◆ **INFORMATION PROVIDED**:

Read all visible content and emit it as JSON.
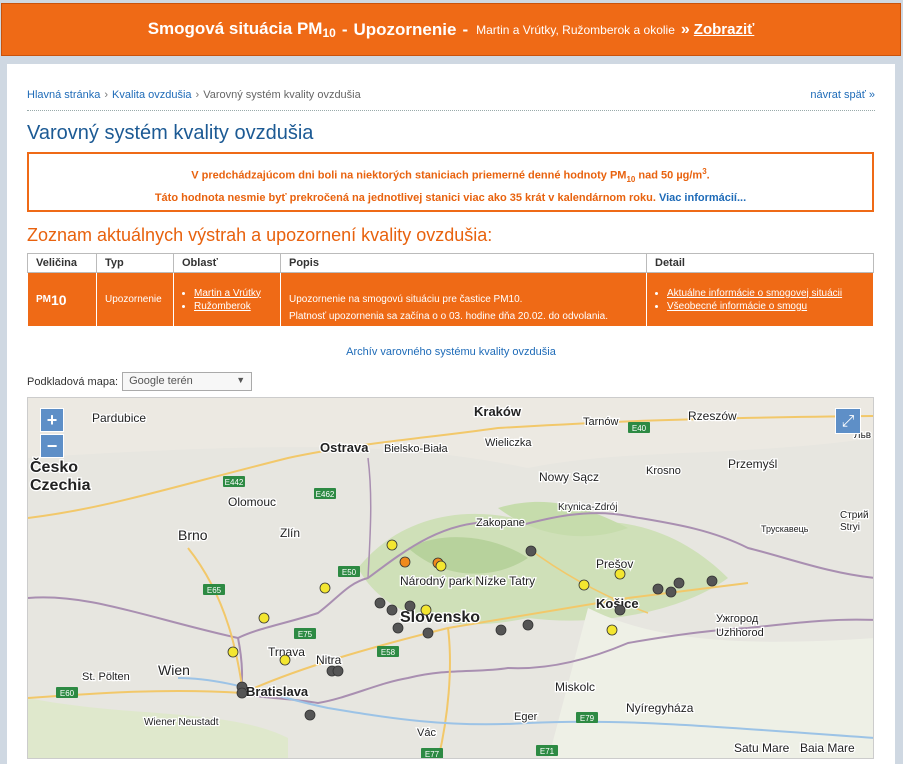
{
  "banner": {
    "title": "Smogová situácia PM",
    "title_sub": "10",
    "dash": "-",
    "type": "Upozornenie",
    "dash2": "-",
    "places": "Martin a Vrútky, Ružomberok a okolie",
    "arrow": "»",
    "link": "Zobraziť"
  },
  "breadcrumb": {
    "home": "Hlavná stránka",
    "section": "Kvalita ovzdušia",
    "current": "Varovný systém kvality ovzdušia",
    "sep": "›",
    "back": "návrat späť »"
  },
  "page_title": "Varovný systém kvality ovzdušia",
  "notice": {
    "line1_a": "V predchádzajúcom dni boli na niektorých staniciach priemerné denné hodnoty PM",
    "line1_sub": "10",
    "line1_b": " nad 50 µg/m",
    "line1_sup": "3",
    "line1_c": ".",
    "line2": "Táto hodnota nesmie byť prekročená na jednotlivej stanici viac ako 35 krát v kalendárnom roku.",
    "link": "Viac informácií..."
  },
  "list_title": "Zoznam aktuálnych výstrah a upozornení kvality ovzdušia:",
  "table": {
    "headers": [
      "Veličina",
      "Typ",
      "Oblasť",
      "Popis",
      "Detail"
    ],
    "row": {
      "pollutant": "PM",
      "pollutant_sub": "10",
      "type": "Upozornenie",
      "areas": [
        "Martin a Vrútky",
        "Ružomberok"
      ],
      "description": "Upozornenie na smogovú situáciu pre častice PM10.",
      "validity": "Platnosť upozornenia sa začína o o 03. hodine dňa 20.02. do odvolania.",
      "details": [
        "Aktuálne informácie o smogovej situácii",
        "Všeobecné informácie o smogu"
      ]
    }
  },
  "archive_link": "Archív varovného systému kvality ovzdušia",
  "map_select": {
    "label": "Podkladová mapa:",
    "value": "Google terén"
  },
  "map": {
    "zoom_in": "+",
    "zoom_out": "−",
    "fullscreen_icon": "expand-icon",
    "places": [
      "Kraków",
      "Tarnów",
      "Rzeszów",
      "Pardubice",
      "Wieliczka",
      "Česko",
      "Czechia",
      "Ostrava",
      "Bielsko-Biała",
      "Nowy Sącz",
      "Krosno",
      "Przemyśl",
      "Olomouc",
      "Krynica-Zdrój",
      "Zakopane",
      "Stryi",
      "Трускавець",
      "Стрий",
      "Brno",
      "Zlín",
      "Prešov",
      "Národný park Nízke Tatry",
      "Košice",
      "Slovensko",
      "Ужгород",
      "Uzhhorod",
      "Trnava",
      "Nitra",
      "St. Pölten",
      "Wien",
      "Bratislava",
      "Miskolc",
      "Wiener Neustadt",
      "Eger",
      "Nyíregyháza",
      "Vác",
      "Satu Mare",
      "Baia Mare",
      "Льв"
    ],
    "roads": [
      "E40",
      "E442",
      "E462",
      "E50",
      "E65",
      "E75",
      "E58",
      "E60",
      "E79",
      "E77",
      "E71"
    ]
  },
  "colors": {
    "orange": "#ef6a16",
    "link_blue": "#1e6bb8",
    "title_blue": "#1c5a94",
    "station_yellow": "#f3e630",
    "station_gray": "#555555",
    "station_orange": "#f08a1c"
  }
}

◆ **WORK INSTRUCTIONS**: Where a line in the material contains "kvality", copy that line.

◆ **RESULT FOR THIS TASK**:
    "current": "Varovný systém kvality ovzdušia",
  "page_title": "Varovný systém kvality ovzdušia",
  "list_title": "Zoznam aktuálnych výstrah a upozornení kvality ovzdušia:",
  "archive_link": "Archív varovného systému kvality ovzdušia",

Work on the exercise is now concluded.